Work instructions: Find the word "перемещение" in the listing; pull out each line holding it.

Provided records:

--- Begin ---

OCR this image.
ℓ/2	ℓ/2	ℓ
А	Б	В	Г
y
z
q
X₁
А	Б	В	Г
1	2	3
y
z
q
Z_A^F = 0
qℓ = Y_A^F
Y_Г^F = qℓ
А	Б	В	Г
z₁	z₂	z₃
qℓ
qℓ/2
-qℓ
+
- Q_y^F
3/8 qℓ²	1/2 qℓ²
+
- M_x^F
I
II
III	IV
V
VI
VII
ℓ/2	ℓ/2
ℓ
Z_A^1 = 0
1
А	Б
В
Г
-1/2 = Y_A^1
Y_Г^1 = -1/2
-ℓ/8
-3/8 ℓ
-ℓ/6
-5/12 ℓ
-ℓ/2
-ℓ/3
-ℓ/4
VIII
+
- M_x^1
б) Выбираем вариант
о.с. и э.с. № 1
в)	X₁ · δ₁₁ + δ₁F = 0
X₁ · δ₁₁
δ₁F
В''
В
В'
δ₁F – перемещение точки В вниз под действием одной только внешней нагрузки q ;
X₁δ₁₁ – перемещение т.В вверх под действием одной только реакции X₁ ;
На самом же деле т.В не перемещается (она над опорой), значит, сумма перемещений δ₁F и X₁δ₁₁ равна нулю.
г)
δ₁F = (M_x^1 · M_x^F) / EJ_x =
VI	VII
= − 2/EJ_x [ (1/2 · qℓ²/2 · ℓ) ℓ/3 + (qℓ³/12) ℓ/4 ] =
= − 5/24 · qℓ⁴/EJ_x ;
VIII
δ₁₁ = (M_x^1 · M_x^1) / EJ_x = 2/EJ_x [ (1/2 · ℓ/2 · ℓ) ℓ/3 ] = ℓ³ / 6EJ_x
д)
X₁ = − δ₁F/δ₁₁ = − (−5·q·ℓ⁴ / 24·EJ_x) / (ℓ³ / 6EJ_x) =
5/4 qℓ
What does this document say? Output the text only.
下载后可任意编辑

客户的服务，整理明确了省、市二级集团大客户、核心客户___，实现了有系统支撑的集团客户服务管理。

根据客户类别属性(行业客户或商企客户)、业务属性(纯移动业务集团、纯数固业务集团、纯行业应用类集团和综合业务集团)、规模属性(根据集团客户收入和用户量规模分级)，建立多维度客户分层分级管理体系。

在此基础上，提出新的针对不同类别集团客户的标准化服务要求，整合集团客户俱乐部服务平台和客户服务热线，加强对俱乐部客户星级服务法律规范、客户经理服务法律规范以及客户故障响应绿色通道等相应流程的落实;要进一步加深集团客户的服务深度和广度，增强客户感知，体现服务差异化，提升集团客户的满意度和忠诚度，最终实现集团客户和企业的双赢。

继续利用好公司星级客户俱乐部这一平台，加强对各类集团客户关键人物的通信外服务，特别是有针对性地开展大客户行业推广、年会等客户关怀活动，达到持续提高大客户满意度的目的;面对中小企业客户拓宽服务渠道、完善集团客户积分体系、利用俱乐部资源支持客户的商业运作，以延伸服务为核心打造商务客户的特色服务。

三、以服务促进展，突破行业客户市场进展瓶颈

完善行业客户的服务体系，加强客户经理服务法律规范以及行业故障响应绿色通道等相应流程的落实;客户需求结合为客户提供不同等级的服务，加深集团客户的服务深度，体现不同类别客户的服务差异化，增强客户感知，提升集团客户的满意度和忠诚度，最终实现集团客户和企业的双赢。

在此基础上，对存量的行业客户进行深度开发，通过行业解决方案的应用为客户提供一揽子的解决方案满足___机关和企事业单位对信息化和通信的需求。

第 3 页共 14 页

--- End ---

Result below:
δ₁F – перемещение точки В вниз под действием одной только внешней нагрузки q ;
X₁δ₁₁ – перемещение т.В вверх под действием одной только реакции X₁ ;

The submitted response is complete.